> _WORK TO DO_
Pull out every line below containing the word "this".

> _DATASET CONTENT_
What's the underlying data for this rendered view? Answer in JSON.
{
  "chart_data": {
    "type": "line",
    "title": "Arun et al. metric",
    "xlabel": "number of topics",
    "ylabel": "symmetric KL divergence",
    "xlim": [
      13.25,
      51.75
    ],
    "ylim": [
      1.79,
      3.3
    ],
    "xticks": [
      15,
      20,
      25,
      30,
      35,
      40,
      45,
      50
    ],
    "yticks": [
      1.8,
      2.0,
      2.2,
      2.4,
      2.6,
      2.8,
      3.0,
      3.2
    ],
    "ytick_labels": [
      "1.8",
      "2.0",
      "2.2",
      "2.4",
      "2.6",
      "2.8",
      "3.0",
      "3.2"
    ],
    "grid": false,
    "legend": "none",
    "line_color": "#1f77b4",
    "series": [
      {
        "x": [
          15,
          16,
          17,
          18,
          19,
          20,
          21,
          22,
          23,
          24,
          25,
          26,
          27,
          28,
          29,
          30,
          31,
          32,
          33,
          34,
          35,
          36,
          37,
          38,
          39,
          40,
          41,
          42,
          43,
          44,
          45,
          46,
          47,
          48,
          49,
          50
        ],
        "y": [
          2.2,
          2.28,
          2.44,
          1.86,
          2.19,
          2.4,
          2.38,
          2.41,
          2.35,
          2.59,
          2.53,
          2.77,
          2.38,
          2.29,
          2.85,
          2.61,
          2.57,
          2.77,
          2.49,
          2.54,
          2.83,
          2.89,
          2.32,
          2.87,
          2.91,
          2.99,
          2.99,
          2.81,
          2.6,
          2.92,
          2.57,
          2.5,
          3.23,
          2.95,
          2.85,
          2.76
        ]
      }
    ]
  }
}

...

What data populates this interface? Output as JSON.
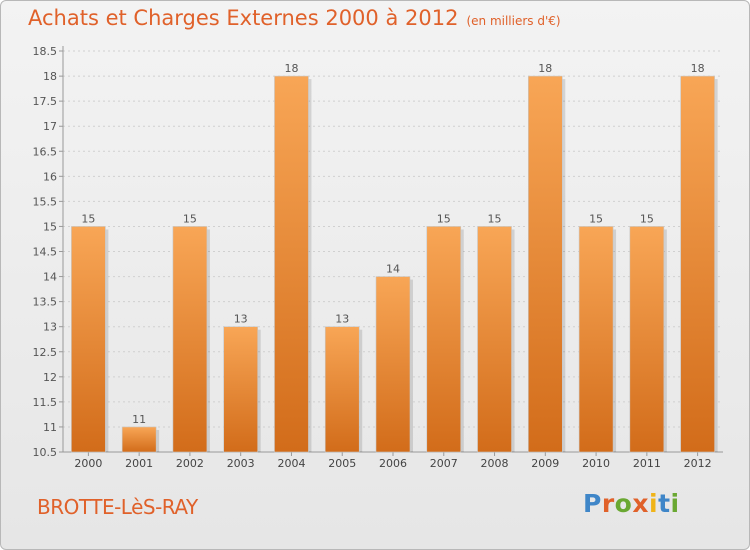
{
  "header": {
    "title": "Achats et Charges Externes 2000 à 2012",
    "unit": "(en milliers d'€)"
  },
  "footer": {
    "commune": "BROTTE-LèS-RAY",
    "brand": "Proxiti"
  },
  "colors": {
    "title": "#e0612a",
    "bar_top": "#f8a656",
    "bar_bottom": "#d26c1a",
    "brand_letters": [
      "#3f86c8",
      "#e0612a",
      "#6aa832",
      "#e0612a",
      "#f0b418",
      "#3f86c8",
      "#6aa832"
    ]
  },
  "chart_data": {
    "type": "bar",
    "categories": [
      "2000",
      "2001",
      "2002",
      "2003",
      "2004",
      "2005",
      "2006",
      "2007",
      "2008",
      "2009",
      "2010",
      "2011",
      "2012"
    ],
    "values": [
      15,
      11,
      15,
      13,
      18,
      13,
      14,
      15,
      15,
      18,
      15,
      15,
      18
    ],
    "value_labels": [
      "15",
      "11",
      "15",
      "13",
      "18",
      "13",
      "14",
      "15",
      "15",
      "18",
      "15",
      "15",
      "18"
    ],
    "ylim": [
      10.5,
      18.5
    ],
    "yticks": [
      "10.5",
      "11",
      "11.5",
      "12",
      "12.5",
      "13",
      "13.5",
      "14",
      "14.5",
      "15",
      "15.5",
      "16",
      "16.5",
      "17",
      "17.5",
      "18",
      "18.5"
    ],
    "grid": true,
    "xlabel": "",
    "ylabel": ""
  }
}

> _SOLUTION_
What's the underlying data for this rendered view? Answer in JSON.
What data populates this interface? Output as JSON.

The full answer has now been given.